Return the records, each one exactly as written.

==== Data listing ====

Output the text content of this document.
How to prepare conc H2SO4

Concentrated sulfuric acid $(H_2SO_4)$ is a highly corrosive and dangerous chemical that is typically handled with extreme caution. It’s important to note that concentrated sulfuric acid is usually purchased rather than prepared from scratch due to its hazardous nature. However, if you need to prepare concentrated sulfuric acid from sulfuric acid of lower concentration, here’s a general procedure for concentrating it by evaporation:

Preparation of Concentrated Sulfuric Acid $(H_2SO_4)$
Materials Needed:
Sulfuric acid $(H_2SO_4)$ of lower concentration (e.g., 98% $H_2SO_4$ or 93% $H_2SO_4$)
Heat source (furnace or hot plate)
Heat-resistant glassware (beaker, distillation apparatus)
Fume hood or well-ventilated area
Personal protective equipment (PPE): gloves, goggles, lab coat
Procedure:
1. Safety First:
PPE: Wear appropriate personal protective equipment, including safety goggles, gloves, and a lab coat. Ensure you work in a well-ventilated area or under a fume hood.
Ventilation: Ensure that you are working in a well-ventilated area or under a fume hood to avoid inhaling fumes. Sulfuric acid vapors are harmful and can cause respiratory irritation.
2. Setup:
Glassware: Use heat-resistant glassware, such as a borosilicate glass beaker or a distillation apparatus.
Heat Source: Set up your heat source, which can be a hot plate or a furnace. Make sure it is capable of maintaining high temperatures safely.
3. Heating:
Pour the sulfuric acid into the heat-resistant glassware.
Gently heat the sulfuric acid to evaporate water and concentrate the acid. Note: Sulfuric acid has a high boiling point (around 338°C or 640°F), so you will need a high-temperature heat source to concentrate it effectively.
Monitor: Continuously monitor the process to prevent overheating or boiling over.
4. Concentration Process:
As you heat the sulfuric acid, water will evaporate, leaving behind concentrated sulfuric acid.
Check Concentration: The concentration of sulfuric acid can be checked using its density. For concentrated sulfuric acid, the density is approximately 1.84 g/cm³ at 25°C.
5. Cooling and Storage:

====

## [Reply to the exercise]
Output the text content of this document.
How to prepare conc H2SO4

Concentrated sulfuric acid $(H_2SO_4)$ is a highly corrosive and dangerous chemical that is typically handled with extreme caution. It’s important to note that concentrated sulfuric acid is usually purchased rather than prepared from scratch due to its hazardous nature. However, if you need to prepare concentrated sulfuric acid from sulfuric acid of lower concentration, here’s a general procedure for concentrating it by evaporation:

Preparation of Concentrated Sulfuric Acid $(H_2SO_4)$
Materials Needed:
Sulfuric acid $(H_2SO_4)$ of lower concentration (e.g., 98% $H_2SO_4$ or 93% $H_2SO_4$)
Heat source (furnace or hot plate)
Heat-resistant glassware (beaker, distillation apparatus)
Fume hood or well-ventilated area
Personal protective equipment (PPE): gloves, goggles, lab coat
Procedure:
1. Safety First:
PPE: Wear appropriate personal protective equipment, including safety goggles, gloves, and a lab coat. Ensure you work in a well-ventilated area or under a fume hood.
Ventilation: Ensure that you are working in a well-ventilated area or under a fume hood to avoid inhaling fumes. Sulfuric acid vapors are harmful and can cause respiratory irritation.
2. Setup:
Glassware: Use heat-resistant glassware, such as a borosilicate glass beaker or a distillation apparatus.
Heat Source: Set up your heat source, which can be a hot plate or a furnace. Make sure it is capable of maintaining high temperatures safely.
3. Heating:
Pour the sulfuric acid into the heat-resistant glassware.
Gently heat the sulfuric acid to evaporate water and concentrate the acid. Note: Sulfuric acid has a high boiling point (around 338°C or 640°F), so you will need a high-temperature heat source to concentrate it effectively.
Monitor: Continuously monitor the process to prevent overheating or boiling over.
4. Concentration Process:
As you heat the sulfuric acid, water will evaporate, leaving behind concentrated sulfuric acid.
Check Concentration: The concentration of sulfuric acid can be checked using its density. For concentrated sulfuric acid, the density is approximately 1.84 g/cm³ at 25°C.
5. Cooling and Storage:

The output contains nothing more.